**Tarefa proposta A:**
Segundo o acórdão, que pena parcelar foi aplicada ao arguido pelo crime de perseguição?
**Tarefa proposta B:**
Indique se cada afirmação concorda com o acórdão, com sim ou não, e cite as palavras do acórdão que o decidem: (i) O arguido foi absolvido de seis crimes de ofensa à integridade física qualificada, na forma tentada. (ii) O arguido foi condenado em três penas parcelares de 9 meses de prisão por ameaça agravada. (iii) O arguido foi julgado no Tribunal Judicial da Comarca de Aveiro.
**Tarefa proposta C:**
Por favor, retome o texto do acórdão a partir do ponto em que termina.

**Texto apresentado:**
Acórdão nº 168/20.0GAARC.P1 de Tribunal da Relação do Porto, 2023-10-18

Ano2023
Número Acordão168/20.0GAARC.P1
ÓrgãoTribunal da Relação do Porto
Proc. Nº 168/20.0GAARC.P1
Tribunal Judicial da Comarca de Aveiro, S.M.Feira - JC Criminal - Juiz 1



Acordam, em Conferência, os Juízes desta 2ª Secção Criminal do Tribunal da Relação do Porto:


No Tribunal Judicial da Comarca de Aveiro, S.M.Feira - JC Criminal - Juiz 1, processo supra referido, foi julgado AA, tendo sido proferido Acórdão com o seguinte dispositivo:
“a) julgar extinto, por falta de queixa/participação, o procedimento criminal pelo crime de injúria agravado, p.p. nos art. 181.º e 184.º do CP, imputado ao arguido, AA por referência ao ofendido BB (quanto às injúrias agravadas relativas aos ofendidos CC, DD e EE, como se referiu supra, já se determinou o arquivamento do procedimento criminal por homologação das desistências de queixa apresentados pelos mesmos);
b) absolver o arguido AA da prática dos seis crimes de ofensa à integridade física qualificada, na forma tentada, p.p. pelos arts. 143.º, n.º1, 145.º, n.º1, a) e n.º2, ex vi alínea l) do n.º2, do art. 132.º, todos do C. Penal, com referência aos arts. 22.º e 23.º, do mesmo diploma legal, dos quais vinha acusado;
c) condenar o arguido AA numa pena parcelar de 1 ano e 3 meses de prisão pela prática de um crime de perseguição, p.p. pelo art. 154.ºA, n.º1 do C. Penal;
d) condenar o arguido AA em duas penas parcelares 9 meses de prisão pela prática de dois crimes de ameaça agravada, p.p. pelos arts. 153.º, n.º 1 e 155.º, n.º1, a), ambos do C. Penal;
e) condenar o arguido AA em três penas parcelares de 1 mês de prisão, pela prática de três crimes de injúria agravada, p.p. pelos arts. 181.º, n.º 1 e 184.º, ambos do C. Penal, com referência ao art. 132.º, n.º 2, l) do C. Penal;
f) condenar o arguido AA em duas penas parcelares de 7 meses de prisão pela prática de dois crimes de ameaça agravada, p.p. pelo art. 153.º, n.º1 e 155.º, n.º1, c), do C. Penal, com referencia ao art. 132.º, n.º2, l), do mesmo diploma legal.

**Secção de dados:**

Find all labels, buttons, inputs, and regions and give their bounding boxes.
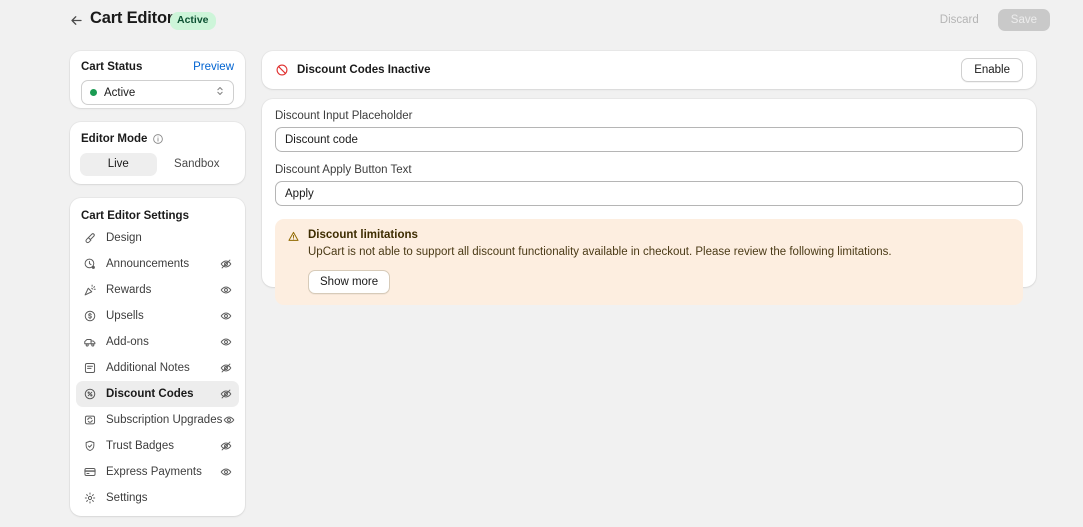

**Resultado do exercício A:**
1 ano e 3 meses de prisão.

**Resultado do exercício B:**
(i) Sim: "absolver o arguido AA da prática dos seis crimes de ofensa à integridade física qualificada, na forma tentada"
(ii) Não: "condenar o arguido AA em duas penas parcelares 9 meses de prisão pela prática de dois crimes de ameaça agravada"
(iii) Sim: "No Tribunal Judicial da Comarca de Aveiro, S.M.Feira - JC Criminal - Juiz 1, processo supra referido, foi julgado AA"

**Resultado do exercício C:**
g) condenar o arguido AA em sete penas parcelares de 6 meses de prisão, pela prática de sete crimes de coação agravada, na forma tentada, p.p. pelos arts. 154.º, n.º 1, 155.º, n.º1, a) e c), ex vi art. 132.º, n.º2, l), todos do C. Penal, com referência aos arts. 22.º e 23.º, do mesmo diploma legal.
h) condenar o arguido AA como autor material, em concurso efectivo dos crimes identificados nas al. c), d), e) f) e g) supra, em cúmulo jurídico, na pena única de 3 (três) anos e 8 (oito) meses de prisão, suspensa na sua execução por igual período com sujeição às seguintes imposições/obrigações:
- proibição de contactar por quaisquer meios ou de se aproximar ou seguir a ofendida durante o período da suspensão;
- à sujeição ao tratamento psicológico adequado à avaliação e orientação para o desenvolvimento/treino de competências pessoais de controlo dos impulsos perante situações de frustração, a determinar pela DGRS (cf. art. 50.º, 52.º, n.º 2 al. b) e d) e n.º 3, todos do CP).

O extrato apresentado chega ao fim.